Go through the entries and transcribe each one exactly, dropping the pictures.

━━━━━ RECORDS TO PROCESS

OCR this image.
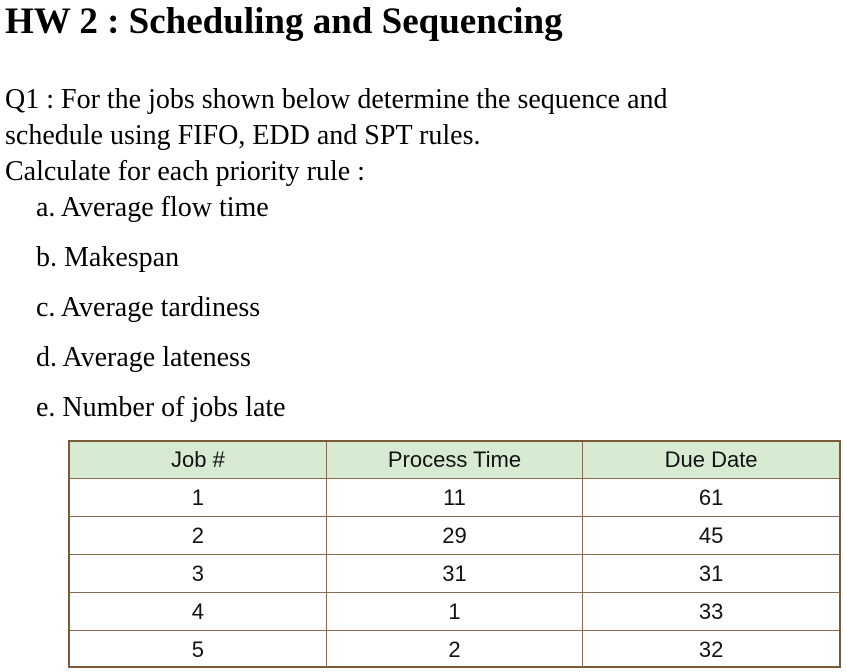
HW 2 : Scheduling and Sequencing
Q1 : For the jobs shown below determine the sequence and
schedule using FIFO, EDD and SPT rules.
Calculate for each priority rule :
a. Average flow time
b. Makespan
c. Average tardiness
d. Average lateness
e. Number of jobs late
Job #	Process Time	Due Date
1	11	61
2	29	45
3	31	31
4	1	33
5	2	32
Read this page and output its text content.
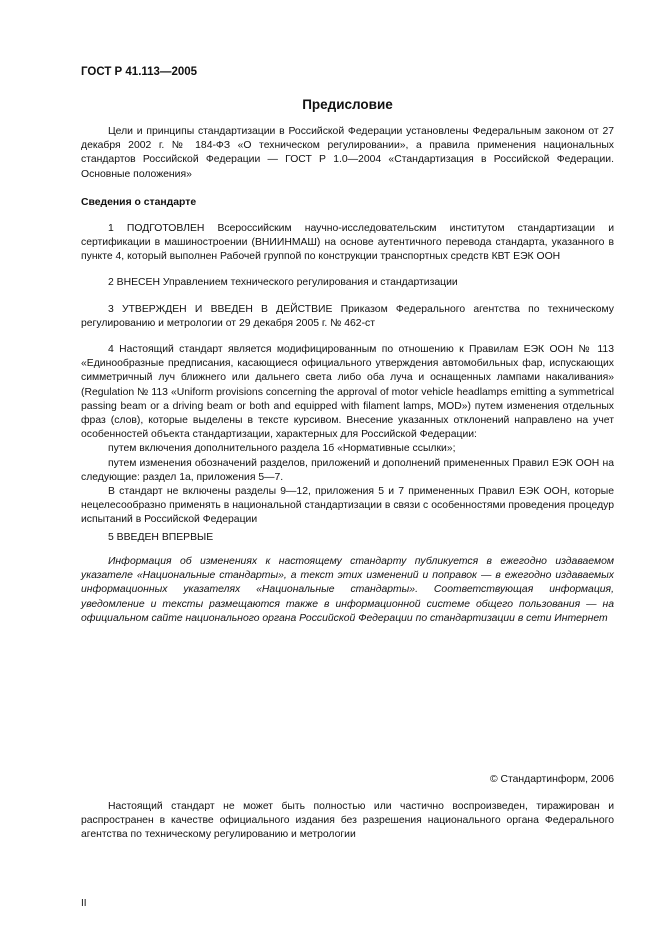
ГОСТ Р 41.113—2005
Предисловие

Цели и принципы стандартизации в Российской Федерации установлены Федеральным законом от 27 декабря 2002 г. № 184-ФЗ «О техническом регулировании», а правила применения национальных стандартов Российской Федерации — ГОСТ Р 1.0—2004 «Стандартизация в Российской Федерации. Основные положения»

Сведения о стандарте

1 ПОДГОТОВЛЕН Всероссийским научно-исследовательским институтом стандартизации и сертификации в машиностроении (ВНИИНМАШ) на основе аутентичного перевода стандарта, указанного в пункте 4, который выполнен Рабочей группой по конструкции транспортных средств КВТ ЕЭК ООН

2 ВНЕСЕН Управлением технического регулирования и стандартизации

3 УТВЕРЖДЕН И ВВЕДЕН В ДЕЙСТВИЕ Приказом Федерального агентства по техническому регулированию и метрологии от 29 декабря 2005 г. № 462-ст

4 Настоящий стандарт является модифицированным по отношению к Правилам ЕЭК ООН № 113 «Единообразные предписания, касающиеся официального утверждения автомобильных фар, испускающих симметричный луч ближнего или дальнего света либо оба луча и оснащенных лампами накаливания» (Regulation № 113 «Uniform provisions concerning the approval of motor vehicle headlamps emitting a symmetrical passing beam or a driving beam or both and equipped with filament lamps, MOD») путем изменения отдельных фраз (слов), которые выделены в тексте курсивом. Внесение указанных отклонений направлено на учет особенностей объекта стандартизации, характерных для Российской Федерации:

путем включения дополнительного раздела 1б «Нормативные ссылки»;

путем изменения обозначений разделов, приложений и дополнений примененных Правил ЕЭК ООН на следующие: раздел 1а, приложения 5—7.

В стандарт не включены разделы 9—12, приложения 5 и 7 примененных Правил ЕЭК ООН, которые нецелесообразно применять в национальной стандартизации в связи с особенностями проведения процедур испытаний в Российской Федерации

5 ВВЕДЕН ВПЕРВЫЕ

Информация об изменениях к настоящему стандарту публикуется в ежегодно издаваемом указателе «Национальные стандарты», а текст этих изменений и поправок — в ежегодно издаваемых информационных указателях «Национальные стандарты». Соответствующая информация, уведомление и тексты размещаются также в информационной системе общего пользования — на официальном сайте национального органа Российской Федерации по стандартизации в сети Интернет

© Стандартинформ, 2006

Настоящий стандарт не может быть полностью или частично воспроизведен, тиражирован и распространен в качестве официального издания без разрешения национального органа Федерального агентства по техническому регулированию и метрологии

II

━━━━━━━━━━

TASK ANSWER -
OCR this image.
HW 2 : Scheduling and Sequencing
Q1 : For the jobs shown below determine the sequence and
schedule using FIFO, EDD and SPT rules.
Calculate for each priority rule :
a. Average flow time
b. Makespan
c. Average tardiness
d. Average lateness
e. Number of jobs late
Job #	Process Time	Due Date
1	11	61
2	29	45
3	31	31
4	1	33
5	2	32
Read this page and output its text content.
ГОСТ Р 41.113—2005
Предисловие

Цели и принципы стандартизации в Российской Федерации установлены Федеральным законом от 27 декабря 2002 г. № 184-ФЗ «О техническом регулировании», а правила применения национальных стандартов Российской Федерации — ГОСТ Р 1.0—2004 «Стандартизация в Российской Федерации. Основные положения»

Сведения о стандарте

1 ПОДГОТОВЛЕН Всероссийским научно-исследовательским институтом стандартизации и сертификации в машиностроении (ВНИИНМАШ) на основе аутентичного перевода стандарта, указанного в пункте 4, который выполнен Рабочей группой по конструкции транспортных средств КВТ ЕЭК ООН

2 ВНЕСЕН Управлением технического регулирования и стандартизации

3 УТВЕРЖДЕН И ВВЕДЕН В ДЕЙСТВИЕ Приказом Федерального агентства по техническому регулированию и метрологии от 29 декабря 2005 г. № 462-ст

4 Настоящий стандарт является модифицированным по отношению к Правилам ЕЭК ООН № 113 «Единообразные предписания, касающиеся официального утверждения автомобильных фар, испускающих симметричный луч ближнего или дальнего света либо оба луча и оснащенных лампами накаливания» (Regulation № 113 «Uniform provisions concerning the approval of motor vehicle headlamps emitting a symmetrical passing beam or a driving beam or both and equipped with filament lamps, MOD») путем изменения отдельных фраз (слов), которые выделены в тексте курсивом. Внесение указанных отклонений направлено на учет особенностей объекта стандартизации, характерных для Российской Федерации:

путем включения дополнительного раздела 1б «Нормативные ссылки»;

путем изменения обозначений разделов, приложений и дополнений примененных Правил ЕЭК ООН на следующие: раздел 1а, приложения 5—7.

В стандарт не включены разделы 9—12, приложения 5 и 7 примененных Правил ЕЭК ООН, которые нецелесообразно применять в национальной стандартизации в связи с особенностями проведения процедур испытаний в Российской Федерации

5 ВВЕДЕН ВПЕРВЫЕ

Информация об изменениях к настоящему стандарту публикуется в ежегодно издаваемом указателе «Национальные стандарты», а текст этих изменений и поправок — в ежегодно издаваемых информационных указателях «Национальные стандарты». Соответствующая информация, уведомление и тексты размещаются также в информационной системе общего пользования — на официальном сайте национального органа Российской Федерации по стандартизации в сети Интернет

© Стандартинформ, 2006

Настоящий стандарт не может быть полностью или частично воспроизведен, тиражирован и распространен в качестве официального издания без разрешения национального органа Федерального агентства по техническому регулированию и метрологии

II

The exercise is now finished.